**Challenge**
Quote the listing below in full and exactly as written, but omit every picture.

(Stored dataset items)
********
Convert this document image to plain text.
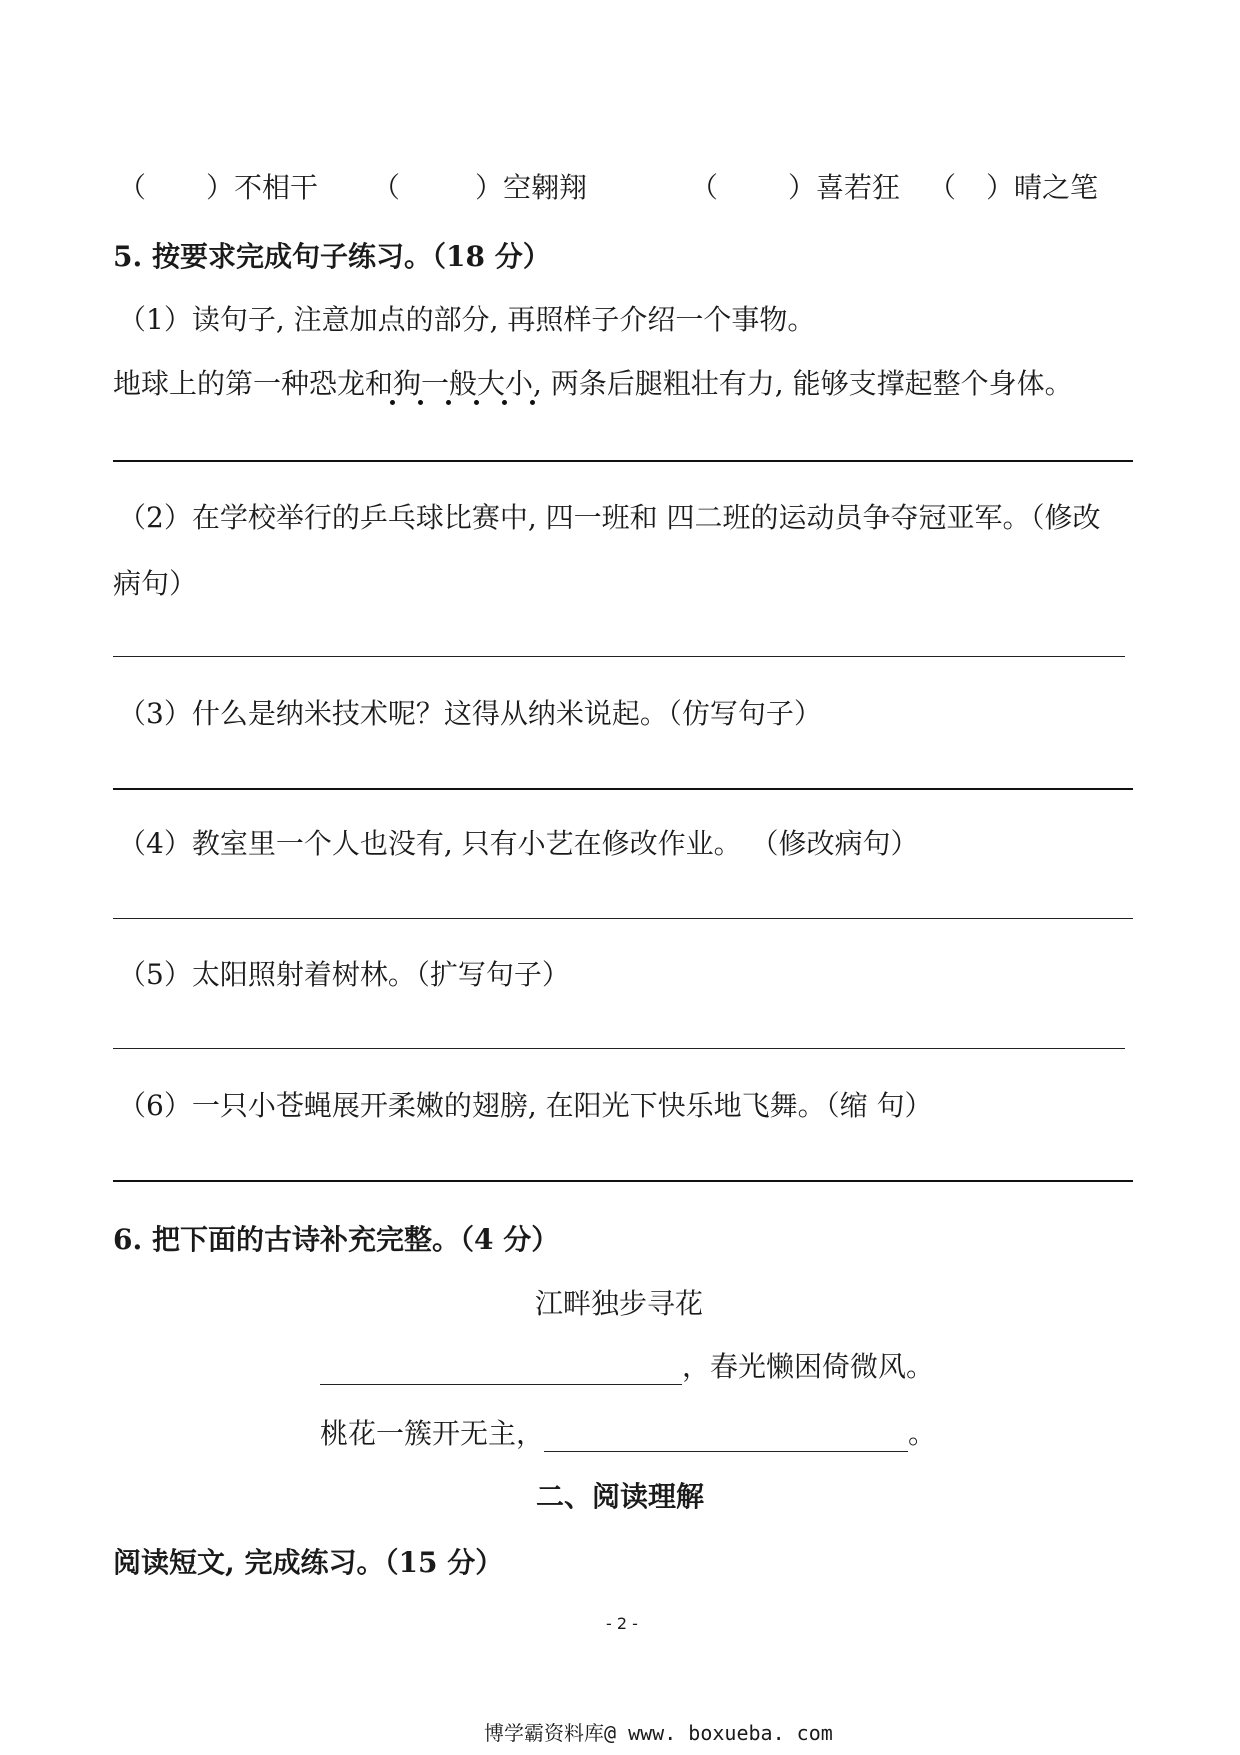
（ ）不相干 （	）空翱翔	（	）喜若狂 （ ）晴之笔
5. 按要求完成句子练习。（18 分）
（1）读句子, 注意加点的部分, 再照样子介绍一个事物。
地球上的第一种恐龙和狗一般大小, 两条后腿粗壮有力, 能够支撑起整个身体。
（2）在学校举行的乒乓球比赛中, 四一班和 四二班的运动员争夺冠亚军。（修改
病句）
（3）什么是纳米技术呢？这得从纳米说起。（仿写句子）
（4）教室里一个人也没有, 只有小艺在修改作业。 （修改病句）
（5）太阳照射着树林。（扩写句子）
（6）一只小苍蝇展开柔嫩的翅膀, 在阳光下快乐地飞舞。（缩 句）
6. 把下面的古诗补充完整。（4 分）
江畔独步寻花
，春光懒困倚微风。
桃花一簇开无主，	。
二、阅读理解
阅读短文, 完成练习。（15 分）
- 2 -
博学霸资料库@ www. boxueba. com
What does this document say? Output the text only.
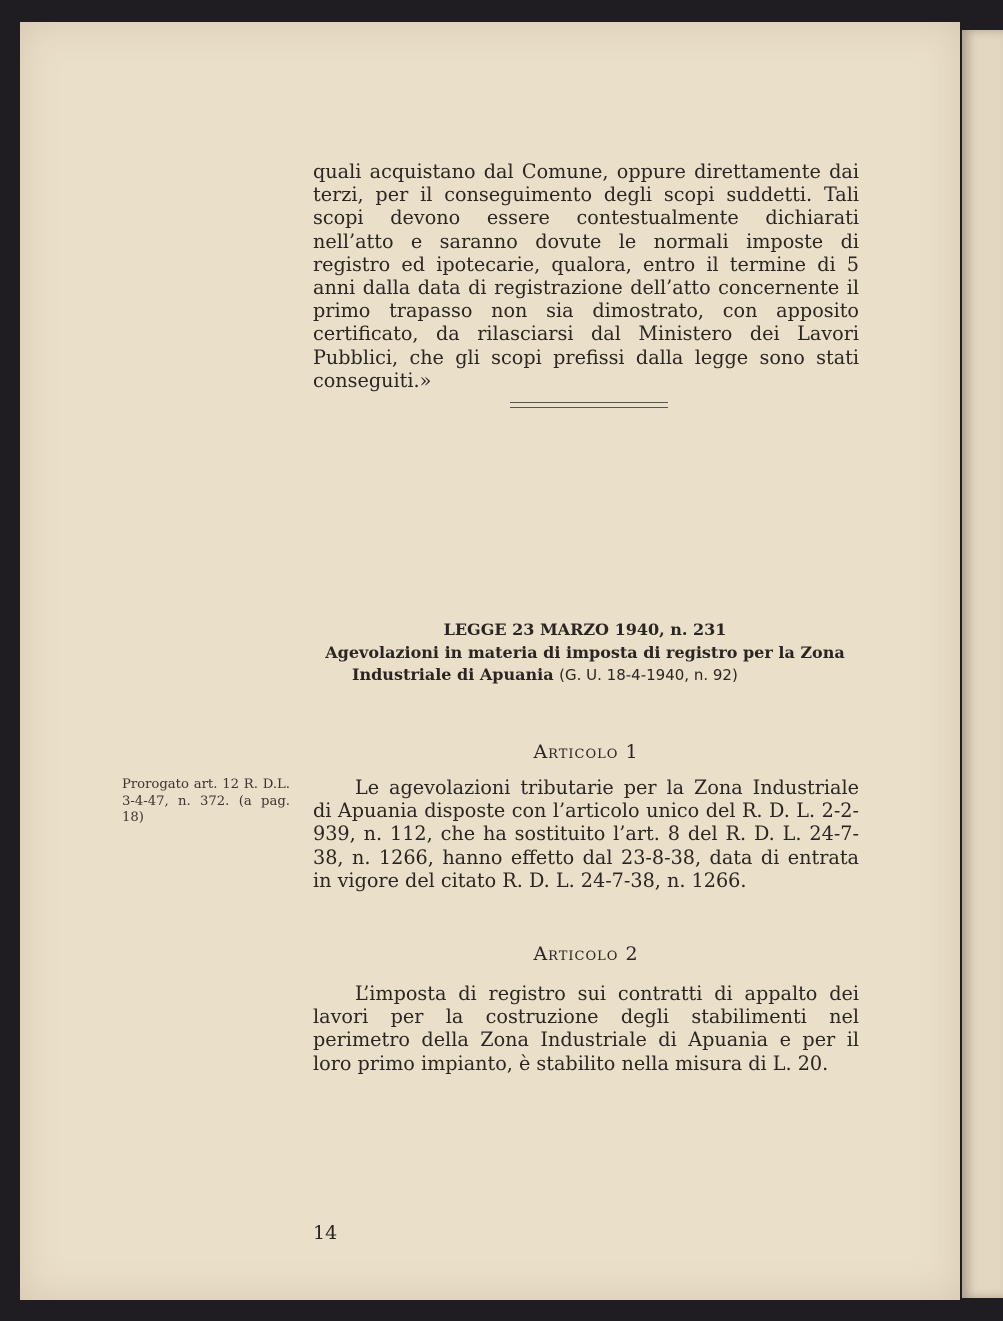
quali acquistano dal Comune, oppure direttamente dai terzi, per il conseguimento degli scopi suddetti. Tali scopi devono essere contestualmente dichiarati nell’atto e saranno dovute le normali imposte di registro ed ipotecarie, qualora, entro il termine di 5 anni dalla data di registrazione dell’atto concernente il primo trapasso non sia dimostrato, con apposito certificato, da rilasciarsi dal Ministero dei Lavori Pubblici, che gli scopi prefissi dalla legge sono stati conseguiti.»

LEGGE 23 MARZO 1940, n. 231
Agevolazioni in materia di imposta di registro per la Zona
Industriale di Apuania (G. U. 18-4-1940, n. 92)
Prorogato art. 12 R. D.L. 3-4-47, n. 372. (a pag. 18)
Articolo 1

Le agevolazioni tributarie per la Zona Industriale di Apuania disposte con l’articolo unico del R. D. L. 2-2-939, n. 112, che ha sostituito l’art. 8 del R. D. L. 24-7-38, n. 1266, hanno effetto dal 23-8-38, data di entrata in vigore del citato R. D. L. 24-7-38, n. 1266.

Articolo 2

L’imposta di registro sui contratti di appalto dei lavori per la costruzione degli stabilimenti nel perimetro della Zona Industriale di Apuania e per il loro primo impianto, è stabilito nella misura di L. 20.

14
********
**Solution for this exercise**
Convert this document image to plain text.
（ ）不相干 （	）空翱翔	（	）喜若狂 （ ）晴之笔
5. 按要求完成句子练习。（18 分）
（1）读句子, 注意加点的部分, 再照样子介绍一个事物。
地球上的第一种恐龙和狗一般大小, 两条后腿粗壮有力, 能够支撑起整个身体。
（2）在学校举行的乒乓球比赛中, 四一班和 四二班的运动员争夺冠亚军。（修改
病句）
（3）什么是纳米技术呢？这得从纳米说起。（仿写句子）
（4）教室里一个人也没有, 只有小艺在修改作业。 （修改病句）
（5）太阳照射着树林。（扩写句子）
（6）一只小苍蝇展开柔嫩的翅膀, 在阳光下快乐地飞舞。（缩 句）
6. 把下面的古诗补充完整。（4 分）
江畔独步寻花
，春光懒困倚微风。
桃花一簇开无主，	。
二、阅读理解
阅读短文, 完成练习。（15 分）
- 2 -
博学霸资料库@ www. boxueba. com
What does this document say? Output the text only.
quali acquistano dal Comune, oppure direttamente dai terzi, per il conseguimento degli scopi suddetti. Tali scopi devono essere contestualmente dichiarati nell’atto e saranno dovute le normali imposte di registro ed ipotecarie, qualora, entro il termine di 5 anni dalla data di registrazione dell’atto concernente il primo trapasso non sia dimostrato, con apposito certificato, da rilasciarsi dal Ministero dei Lavori Pubblici, che gli scopi prefissi dalla legge sono stati conseguiti.»

LEGGE 23 MARZO 1940, n. 231
Agevolazioni in materia di imposta di registro per la Zona
Industriale di Apuania (G. U. 18-4-1940, n. 92)
Prorogato art. 12 R. D.L. 3-4-47, n. 372. (a pag. 18)
Articolo 1

Le agevolazioni tributarie per la Zona Industriale di Apuania disposte con l’articolo unico del R. D. L. 2-2-939, n. 112, che ha sostituito l’art. 8 del R. D. L. 24-7-38, n. 1266, hanno effetto dal 23-8-38, data di entrata in vigore del citato R. D. L. 24-7-38, n. 1266.

Articolo 2

L’imposta di registro sui contratti di appalto dei lavori per la costruzione degli stabilimenti nel perimetro della Zona Industriale di Apuania e per il loro primo impianto, è stabilito nella misura di L. 20.

14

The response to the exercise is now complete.